* WORK TO COMPLETE:
Copy each line from the data that has the word "iudex" in it.

[Stored items]
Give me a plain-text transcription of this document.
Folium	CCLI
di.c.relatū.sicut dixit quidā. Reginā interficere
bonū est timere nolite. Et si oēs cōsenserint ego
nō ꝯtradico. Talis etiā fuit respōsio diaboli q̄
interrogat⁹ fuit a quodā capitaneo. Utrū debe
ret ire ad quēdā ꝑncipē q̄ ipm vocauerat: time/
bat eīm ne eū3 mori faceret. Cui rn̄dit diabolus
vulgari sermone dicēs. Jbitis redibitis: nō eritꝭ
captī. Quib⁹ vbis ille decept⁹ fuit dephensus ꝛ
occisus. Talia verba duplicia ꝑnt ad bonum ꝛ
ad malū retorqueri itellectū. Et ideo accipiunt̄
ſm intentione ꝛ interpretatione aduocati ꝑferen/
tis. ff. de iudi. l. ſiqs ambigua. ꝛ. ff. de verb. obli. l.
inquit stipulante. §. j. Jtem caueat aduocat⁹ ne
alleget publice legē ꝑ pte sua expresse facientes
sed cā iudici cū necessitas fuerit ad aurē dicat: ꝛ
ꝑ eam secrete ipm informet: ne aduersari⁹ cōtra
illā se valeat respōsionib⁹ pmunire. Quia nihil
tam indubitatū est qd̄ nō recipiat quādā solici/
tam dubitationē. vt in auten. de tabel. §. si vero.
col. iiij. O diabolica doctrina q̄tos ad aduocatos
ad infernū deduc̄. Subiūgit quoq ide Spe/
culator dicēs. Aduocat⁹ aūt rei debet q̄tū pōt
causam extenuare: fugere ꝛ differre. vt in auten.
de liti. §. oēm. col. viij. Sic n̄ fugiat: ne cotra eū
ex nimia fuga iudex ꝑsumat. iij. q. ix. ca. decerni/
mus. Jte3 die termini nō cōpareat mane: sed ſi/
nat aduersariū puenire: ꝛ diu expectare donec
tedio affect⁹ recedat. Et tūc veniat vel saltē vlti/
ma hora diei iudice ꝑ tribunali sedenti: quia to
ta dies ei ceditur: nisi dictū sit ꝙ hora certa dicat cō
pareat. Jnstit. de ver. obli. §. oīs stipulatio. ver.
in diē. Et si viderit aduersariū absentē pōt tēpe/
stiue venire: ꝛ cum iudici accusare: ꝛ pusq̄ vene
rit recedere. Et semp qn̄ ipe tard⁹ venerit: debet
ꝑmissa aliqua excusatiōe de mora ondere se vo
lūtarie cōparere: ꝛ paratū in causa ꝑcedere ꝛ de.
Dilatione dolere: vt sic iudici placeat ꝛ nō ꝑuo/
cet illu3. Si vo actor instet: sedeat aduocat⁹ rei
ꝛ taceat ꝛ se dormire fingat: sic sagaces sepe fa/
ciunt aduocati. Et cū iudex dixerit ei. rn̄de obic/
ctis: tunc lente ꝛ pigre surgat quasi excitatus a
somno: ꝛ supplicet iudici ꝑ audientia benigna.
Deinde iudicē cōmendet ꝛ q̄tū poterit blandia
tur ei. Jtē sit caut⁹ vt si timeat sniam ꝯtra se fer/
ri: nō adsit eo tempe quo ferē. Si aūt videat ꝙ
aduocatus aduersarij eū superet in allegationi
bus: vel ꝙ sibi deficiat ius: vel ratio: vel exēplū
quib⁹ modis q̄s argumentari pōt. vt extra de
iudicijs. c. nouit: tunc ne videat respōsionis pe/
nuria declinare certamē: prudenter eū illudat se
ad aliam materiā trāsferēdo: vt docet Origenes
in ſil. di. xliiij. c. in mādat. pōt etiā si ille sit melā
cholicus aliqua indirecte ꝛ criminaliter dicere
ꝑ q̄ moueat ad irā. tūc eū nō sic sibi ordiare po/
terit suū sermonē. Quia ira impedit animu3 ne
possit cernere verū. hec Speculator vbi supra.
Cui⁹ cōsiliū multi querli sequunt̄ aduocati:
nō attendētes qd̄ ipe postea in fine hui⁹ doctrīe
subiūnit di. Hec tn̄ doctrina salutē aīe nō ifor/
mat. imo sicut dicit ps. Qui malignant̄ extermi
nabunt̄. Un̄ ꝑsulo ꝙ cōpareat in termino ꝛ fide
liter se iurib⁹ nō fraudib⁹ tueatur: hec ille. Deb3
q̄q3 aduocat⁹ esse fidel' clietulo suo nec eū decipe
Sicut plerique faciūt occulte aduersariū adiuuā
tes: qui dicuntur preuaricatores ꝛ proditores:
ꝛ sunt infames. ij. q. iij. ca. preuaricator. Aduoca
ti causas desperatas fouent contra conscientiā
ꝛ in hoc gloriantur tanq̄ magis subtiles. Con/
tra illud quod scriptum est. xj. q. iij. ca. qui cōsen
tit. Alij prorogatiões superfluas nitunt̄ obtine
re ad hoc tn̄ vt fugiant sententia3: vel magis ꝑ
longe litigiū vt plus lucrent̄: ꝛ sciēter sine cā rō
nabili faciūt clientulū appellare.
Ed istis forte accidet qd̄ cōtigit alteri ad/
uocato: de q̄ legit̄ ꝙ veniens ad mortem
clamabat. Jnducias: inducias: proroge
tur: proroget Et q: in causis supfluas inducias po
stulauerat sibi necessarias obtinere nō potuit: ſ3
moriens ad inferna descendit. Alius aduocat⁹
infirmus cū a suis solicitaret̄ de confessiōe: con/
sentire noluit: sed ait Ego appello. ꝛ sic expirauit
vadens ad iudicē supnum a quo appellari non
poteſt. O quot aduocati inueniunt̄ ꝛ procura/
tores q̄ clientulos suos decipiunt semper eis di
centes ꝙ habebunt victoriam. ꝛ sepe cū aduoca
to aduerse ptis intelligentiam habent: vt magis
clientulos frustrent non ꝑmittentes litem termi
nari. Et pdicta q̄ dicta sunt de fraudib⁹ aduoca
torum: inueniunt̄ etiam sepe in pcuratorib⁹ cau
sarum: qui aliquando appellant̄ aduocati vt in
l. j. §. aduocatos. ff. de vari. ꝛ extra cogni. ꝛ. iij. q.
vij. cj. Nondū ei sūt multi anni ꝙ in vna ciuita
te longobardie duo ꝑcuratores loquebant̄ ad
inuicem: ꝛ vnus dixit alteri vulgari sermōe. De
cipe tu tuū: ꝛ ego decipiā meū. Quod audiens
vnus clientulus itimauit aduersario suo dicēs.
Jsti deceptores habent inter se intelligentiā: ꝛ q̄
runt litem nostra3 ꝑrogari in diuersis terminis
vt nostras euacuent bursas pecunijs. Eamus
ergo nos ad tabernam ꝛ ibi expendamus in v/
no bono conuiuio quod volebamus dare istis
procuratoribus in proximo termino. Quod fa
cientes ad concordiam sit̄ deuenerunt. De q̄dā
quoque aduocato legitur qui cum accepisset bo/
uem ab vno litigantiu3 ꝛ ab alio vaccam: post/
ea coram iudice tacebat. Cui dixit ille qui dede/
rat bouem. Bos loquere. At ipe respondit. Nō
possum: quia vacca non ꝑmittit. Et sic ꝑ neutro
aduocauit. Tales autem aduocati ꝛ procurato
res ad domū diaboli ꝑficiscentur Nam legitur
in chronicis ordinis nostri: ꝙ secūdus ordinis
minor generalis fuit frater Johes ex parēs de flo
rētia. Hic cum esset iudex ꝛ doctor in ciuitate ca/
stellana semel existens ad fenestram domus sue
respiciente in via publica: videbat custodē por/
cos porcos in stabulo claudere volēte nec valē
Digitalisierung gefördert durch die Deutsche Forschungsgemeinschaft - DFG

* YOUR RESPONSE:
ex nimia fuga iudex ꝑsumat. iij. q. ix. ca. decerni/
ciunt aduocati. Et cū iudex dixerit ei. rn̄de obic/
rētia. Hic cum esset iudex ꝛ doctor in ciuitate ca/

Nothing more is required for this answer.